◆ STATED TASK
Search the material below for the string "text" and extract each line that has it.
┏━━
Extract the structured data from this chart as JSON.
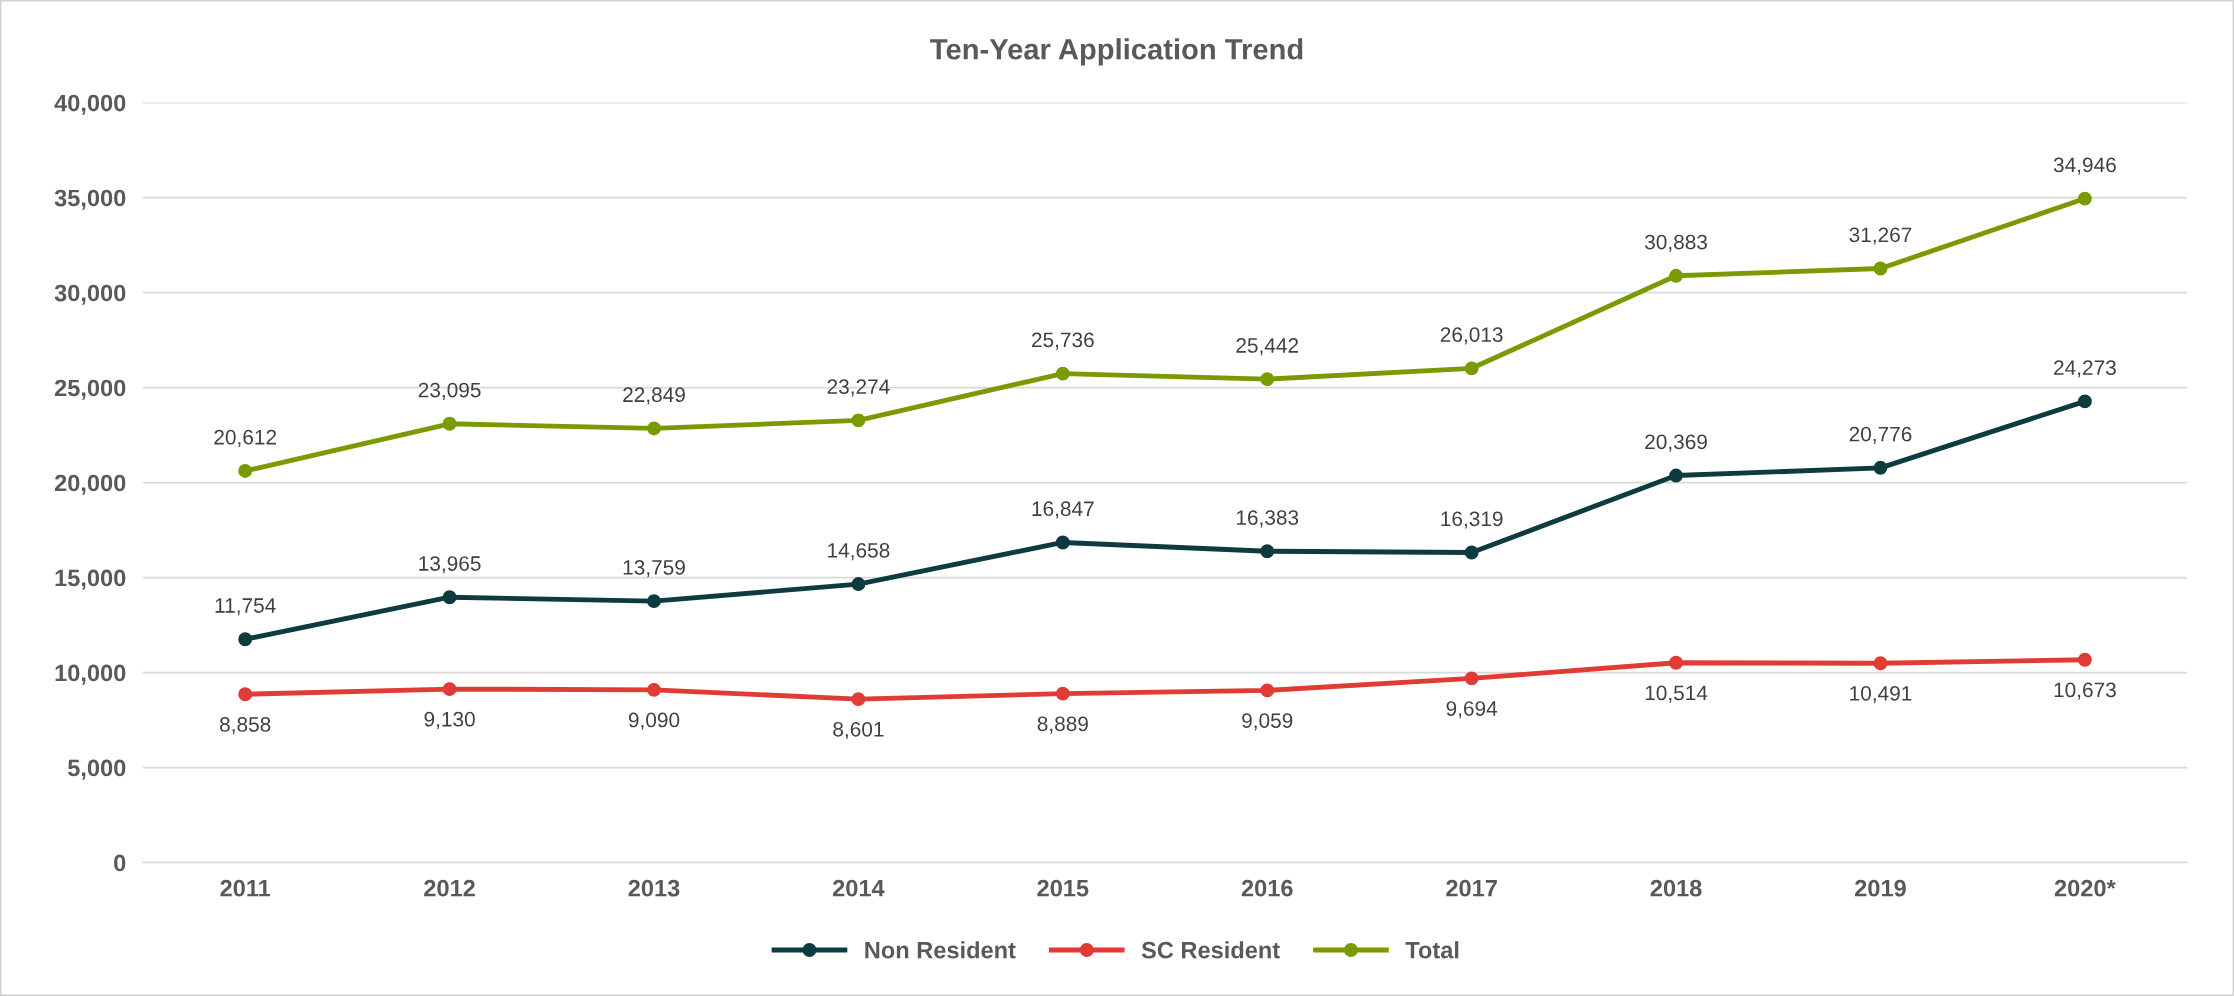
{
  "chart_data": {
    "type": "line",
    "title": "Ten-Year Application Trend",
    "categories": [
      "2011",
      "2012",
      "2013",
      "2014",
      "2015",
      "2016",
      "2017",
      "2018",
      "2019",
      "2020*"
    ],
    "series": [
      {
        "name": "Non Resident",
        "color": "#0e3b40",
        "values": [
          11754,
          13965,
          13759,
          14658,
          16847,
          16383,
          16319,
          20369,
          20776,
          24273
        ],
        "value_labels": [
          "11,754",
          "13,965",
          "13,759",
          "14,658",
          "16,847",
          "16,383",
          "16,319",
          "20,369",
          "20,776",
          "24,273"
        ]
      },
      {
        "name": "SC Resident",
        "color": "#e03b35",
        "values": [
          8858,
          9130,
          9090,
          8601,
          8889,
          9059,
          9694,
          10514,
          10491,
          10673
        ],
        "value_labels": [
          "8,858",
          "9,130",
          "9,090",
          "8,601",
          "8,889",
          "9,059",
          "9,694",
          "10,514",
          "10,491",
          "10,673"
        ]
      },
      {
        "name": "Total",
        "color": "#7a9a01",
        "values": [
          20612,
          23095,
          22849,
          23274,
          25736,
          25442,
          26013,
          30883,
          31267,
          34946
        ],
        "value_labels": [
          "20,612",
          "23,095",
          "22,849",
          "23,274",
          "25,736",
          "25,442",
          "26,013",
          "30,883",
          "31,267",
          "34,946"
        ]
      }
    ],
    "ylim": [
      0,
      40000
    ],
    "yticks": [
      {
        "value": 0,
        "label": "0"
      },
      {
        "value": 5000,
        "label": "5,000"
      },
      {
        "value": 10000,
        "label": "10,000"
      },
      {
        "value": 15000,
        "label": "15,000"
      },
      {
        "value": 20000,
        "label": "20,000"
      },
      {
        "value": 25000,
        "label": "25,000"
      },
      {
        "value": 30000,
        "label": "30,000"
      },
      {
        "value": 35000,
        "label": "35,000"
      },
      {
        "value": 40000,
        "label": "40,000"
      }
    ],
    "grid": "y",
    "legend": "bottom",
    "marker": "circle",
    "line_style": "solid"
  }
}
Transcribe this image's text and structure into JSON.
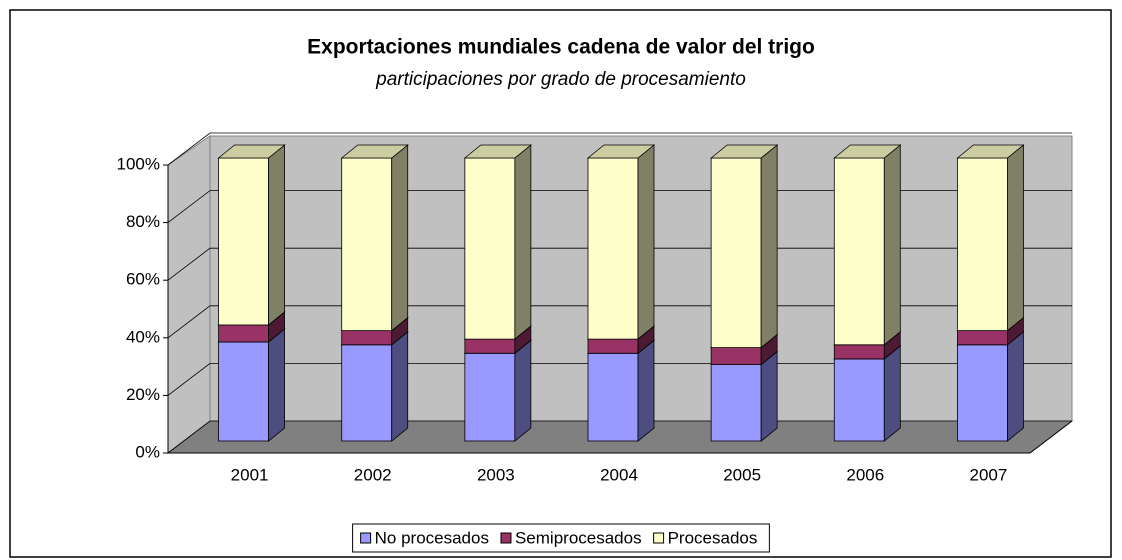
{
  "chart_data": {
    "type": "bar3d_stacked",
    "title": "Exportaciones mundiales cadena de valor del trigo",
    "subtitle": "participaciones por grado de procesamiento",
    "categories": [
      "2001",
      "2002",
      "2003",
      "2004",
      "2005",
      "2006",
      "2007"
    ],
    "series": [
      {
        "name": "No procesados",
        "color": "#9999ff",
        "values": [
          35,
          34,
          31,
          31,
          27,
          29,
          34
        ]
      },
      {
        "name": "Semiprocesados",
        "color": "#993366",
        "values": [
          6,
          5,
          5,
          5,
          6,
          5,
          5
        ]
      },
      {
        "name": "Procesados",
        "color": "#ffffcc",
        "values": [
          59,
          61,
          64,
          64,
          67,
          66,
          61
        ]
      }
    ],
    "ylim": [
      0,
      100
    ],
    "yticks": [
      {
        "value": 0,
        "label": "0%"
      },
      {
        "value": 20,
        "label": "20%"
      },
      {
        "value": 40,
        "label": "40%"
      },
      {
        "value": 60,
        "label": "60%"
      },
      {
        "value": 80,
        "label": "80%"
      },
      {
        "value": 100,
        "label": "100%"
      }
    ],
    "grid": true,
    "legend": "bottom"
  }
}
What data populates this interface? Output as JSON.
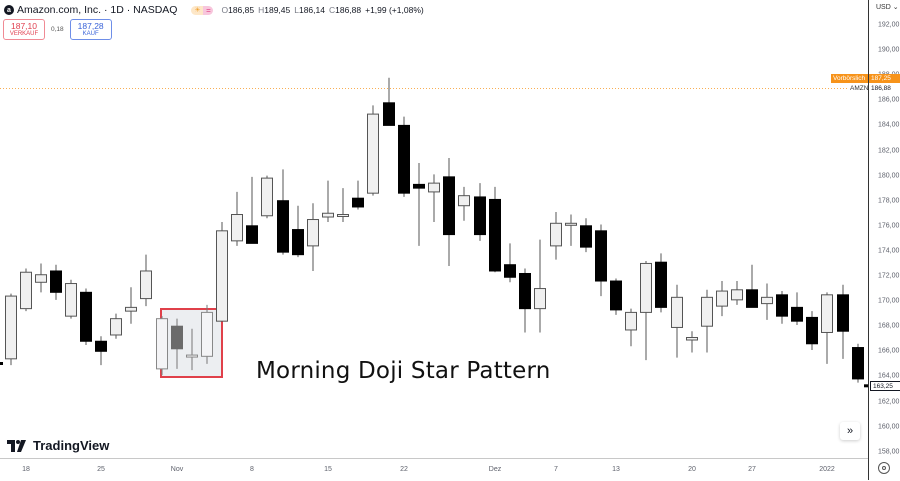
{
  "header": {
    "logo_letter": "a",
    "title": "Amazon.com, Inc. · 1D · NASDAQ",
    "badge_sun": "☀",
    "badge_eq": "=",
    "ohlc": {
      "o_label": "O",
      "o": "186,85",
      "h_label": "H",
      "h": "189,45",
      "l_label": "L",
      "l": "186,14",
      "c_label": "C",
      "c": "186,88",
      "change": "+1,99 (+1,08%)"
    }
  },
  "trade": {
    "sell_price": "187,10",
    "sell_label": "VERKAUF",
    "spread": "0,18",
    "buy_price": "187,28",
    "buy_label": "KAUF"
  },
  "yaxis": {
    "currency": "USD ⌄",
    "ticks": [
      "192,00",
      "190,00",
      "188,00",
      "186,00",
      "184,00",
      "182,00",
      "180,00",
      "178,00",
      "176,00",
      "174,00",
      "172,00",
      "170,00",
      "168,00",
      "166,00",
      "164,00",
      "162,00",
      "160,00",
      "158,00"
    ],
    "premarket_label": "Vorbörslich",
    "premarket_price": "187,25",
    "symbol_label": "AMZN",
    "symbol_price": "186,88",
    "last_price": "163,25"
  },
  "xaxis": {
    "ticks": [
      {
        "label": "18",
        "x": 26
      },
      {
        "label": "25",
        "x": 101
      },
      {
        "label": "Nov",
        "x": 177
      },
      {
        "label": "8",
        "x": 252
      },
      {
        "label": "15",
        "x": 328
      },
      {
        "label": "22",
        "x": 404
      },
      {
        "label": "Dez",
        "x": 495
      },
      {
        "label": "7",
        "x": 556
      },
      {
        "label": "13",
        "x": 616
      },
      {
        "label": "20",
        "x": 692
      },
      {
        "label": "27",
        "x": 752
      },
      {
        "label": "2022",
        "x": 827
      }
    ]
  },
  "annotation": {
    "text": "Morning Doji Star Pattern",
    "box_color": "#e0404a"
  },
  "branding": {
    "logo_mark": "17",
    "name": "TradingView"
  },
  "scroll_button": "»",
  "colors": {
    "up_fill": "#f0f0f0",
    "down_fill": "#000000",
    "premarket": "#f7931a",
    "sell": "#e04050",
    "buy": "#3a63d8"
  },
  "chart_data": {
    "type": "candlestick",
    "title": "Amazon.com, Inc. · 1D · NASDAQ",
    "xlabel": "",
    "ylabel": "USD",
    "ylim": [
      157.5,
      193
    ],
    "grid": false,
    "annotations": [
      "Morning Doji Star Pattern (highlighted box around 3 candles near Nov 1-4)"
    ],
    "candles": [
      {
        "x": 11,
        "o": 165.4,
        "h": 170.6,
        "l": 164.9,
        "c": 170.4
      },
      {
        "x": 26,
        "o": 169.4,
        "h": 172.6,
        "l": 169.2,
        "c": 172.3
      },
      {
        "x": 41,
        "o": 171.5,
        "h": 173.0,
        "l": 170.7,
        "c": 172.1
      },
      {
        "x": 56,
        "o": 172.4,
        "h": 172.9,
        "l": 170.1,
        "c": 170.7
      },
      {
        "x": 71,
        "o": 168.8,
        "h": 171.7,
        "l": 168.6,
        "c": 171.4
      },
      {
        "x": 86,
        "o": 170.7,
        "h": 171.0,
        "l": 166.5,
        "c": 166.8
      },
      {
        "x": 101,
        "o": 166.8,
        "h": 167.2,
        "l": 164.9,
        "c": 166.0
      },
      {
        "x": 116,
        "o": 167.3,
        "h": 169.0,
        "l": 167.0,
        "c": 168.6
      },
      {
        "x": 131,
        "o": 169.2,
        "h": 171.1,
        "l": 168.2,
        "c": 169.5
      },
      {
        "x": 146,
        "o": 170.2,
        "h": 173.7,
        "l": 169.6,
        "c": 172.4
      },
      {
        "x": 162,
        "o": 164.6,
        "h": 168.8,
        "l": 164.1,
        "c": 168.6
      },
      {
        "x": 177,
        "o": 168.0,
        "h": 168.6,
        "l": 164.6,
        "c": 166.2
      },
      {
        "x": 192,
        "o": 165.6,
        "h": 167.8,
        "l": 164.5,
        "c": 165.7
      },
      {
        "x": 207,
        "o": 165.6,
        "h": 169.7,
        "l": 165.0,
        "c": 169.1
      },
      {
        "x": 222,
        "o": 168.4,
        "h": 176.3,
        "l": 168.4,
        "c": 175.6
      },
      {
        "x": 237,
        "o": 174.8,
        "h": 178.7,
        "l": 174.4,
        "c": 176.9
      },
      {
        "x": 252,
        "o": 176.0,
        "h": 179.9,
        "l": 175.5,
        "c": 174.6
      },
      {
        "x": 267,
        "o": 176.8,
        "h": 180.0,
        "l": 176.6,
        "c": 179.8
      },
      {
        "x": 283,
        "o": 178.0,
        "h": 180.5,
        "l": 173.7,
        "c": 173.9
      },
      {
        "x": 298,
        "o": 175.7,
        "h": 177.6,
        "l": 173.5,
        "c": 173.7
      },
      {
        "x": 313,
        "o": 174.4,
        "h": 177.8,
        "l": 172.4,
        "c": 176.5
      },
      {
        "x": 328,
        "o": 176.7,
        "h": 179.6,
        "l": 176.3,
        "c": 177.0
      },
      {
        "x": 343,
        "o": 176.8,
        "h": 179.0,
        "l": 176.3,
        "c": 176.9
      },
      {
        "x": 358,
        "o": 178.2,
        "h": 179.6,
        "l": 177.3,
        "c": 177.5
      },
      {
        "x": 373,
        "o": 178.6,
        "h": 185.6,
        "l": 178.4,
        "c": 184.9
      },
      {
        "x": 389,
        "o": 185.8,
        "h": 187.8,
        "l": 184.8,
        "c": 184.0
      },
      {
        "x": 404,
        "o": 184.0,
        "h": 184.7,
        "l": 178.3,
        "c": 178.6
      },
      {
        "x": 419,
        "o": 179.3,
        "h": 181.0,
        "l": 174.4,
        "c": 179.0
      },
      {
        "x": 434,
        "o": 178.7,
        "h": 180.1,
        "l": 176.3,
        "c": 179.4
      },
      {
        "x": 449,
        "o": 179.9,
        "h": 181.4,
        "l": 172.8,
        "c": 175.3
      },
      {
        "x": 464,
        "o": 177.6,
        "h": 179.1,
        "l": 176.4,
        "c": 178.4
      },
      {
        "x": 480,
        "o": 178.3,
        "h": 179.4,
        "l": 174.8,
        "c": 175.3
      },
      {
        "x": 495,
        "o": 178.1,
        "h": 179.1,
        "l": 172.3,
        "c": 172.4
      },
      {
        "x": 510,
        "o": 172.9,
        "h": 174.6,
        "l": 171.5,
        "c": 171.9
      },
      {
        "x": 525,
        "o": 172.2,
        "h": 172.6,
        "l": 167.5,
        "c": 169.4
      },
      {
        "x": 540,
        "o": 169.4,
        "h": 174.9,
        "l": 167.5,
        "c": 171.0
      },
      {
        "x": 556,
        "o": 174.4,
        "h": 177.1,
        "l": 173.3,
        "c": 176.2
      },
      {
        "x": 571,
        "o": 176.2,
        "h": 176.9,
        "l": 174.4,
        "c": 176.2
      },
      {
        "x": 586,
        "o": 176.0,
        "h": 176.6,
        "l": 173.9,
        "c": 174.3
      },
      {
        "x": 601,
        "o": 175.6,
        "h": 176.1,
        "l": 170.4,
        "c": 171.6
      },
      {
        "x": 616,
        "o": 171.6,
        "h": 171.8,
        "l": 168.9,
        "c": 169.3
      },
      {
        "x": 631,
        "o": 167.7,
        "h": 169.4,
        "l": 166.4,
        "c": 169.1
      },
      {
        "x": 646,
        "o": 169.1,
        "h": 173.2,
        "l": 165.3,
        "c": 173.0
      },
      {
        "x": 661,
        "o": 173.1,
        "h": 173.8,
        "l": 169.1,
        "c": 169.5
      },
      {
        "x": 677,
        "o": 167.9,
        "h": 171.3,
        "l": 165.5,
        "c": 170.3
      },
      {
        "x": 692,
        "o": 166.9,
        "h": 167.6,
        "l": 165.9,
        "c": 167.1
      },
      {
        "x": 707,
        "o": 168.0,
        "h": 170.9,
        "l": 165.9,
        "c": 170.3
      },
      {
        "x": 722,
        "o": 169.6,
        "h": 171.6,
        "l": 168.8,
        "c": 170.8
      },
      {
        "x": 737,
        "o": 170.1,
        "h": 171.6,
        "l": 169.7,
        "c": 170.9
      },
      {
        "x": 752,
        "o": 170.9,
        "h": 172.9,
        "l": 169.5,
        "c": 169.5
      },
      {
        "x": 767,
        "o": 169.8,
        "h": 171.4,
        "l": 168.5,
        "c": 170.3
      },
      {
        "x": 782,
        "o": 170.5,
        "h": 170.8,
        "l": 168.2,
        "c": 168.8
      },
      {
        "x": 797,
        "o": 169.5,
        "h": 170.7,
        "l": 168.1,
        "c": 168.4
      },
      {
        "x": 812,
        "o": 168.7,
        "h": 169.2,
        "l": 166.1,
        "c": 166.6
      },
      {
        "x": 827,
        "o": 167.5,
        "h": 170.7,
        "l": 165.0,
        "c": 170.5
      },
      {
        "x": 843,
        "o": 170.5,
        "h": 171.3,
        "l": 165.4,
        "c": 167.6
      },
      {
        "x": 858,
        "o": 166.3,
        "h": 166.6,
        "l": 163.5,
        "c": 163.8
      }
    ]
  }
}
┗━━
◆ EXERCISE RESPONSE
Transcribe this image's text and structure into JSON.
    "text": "Morning Doji Star Pattern",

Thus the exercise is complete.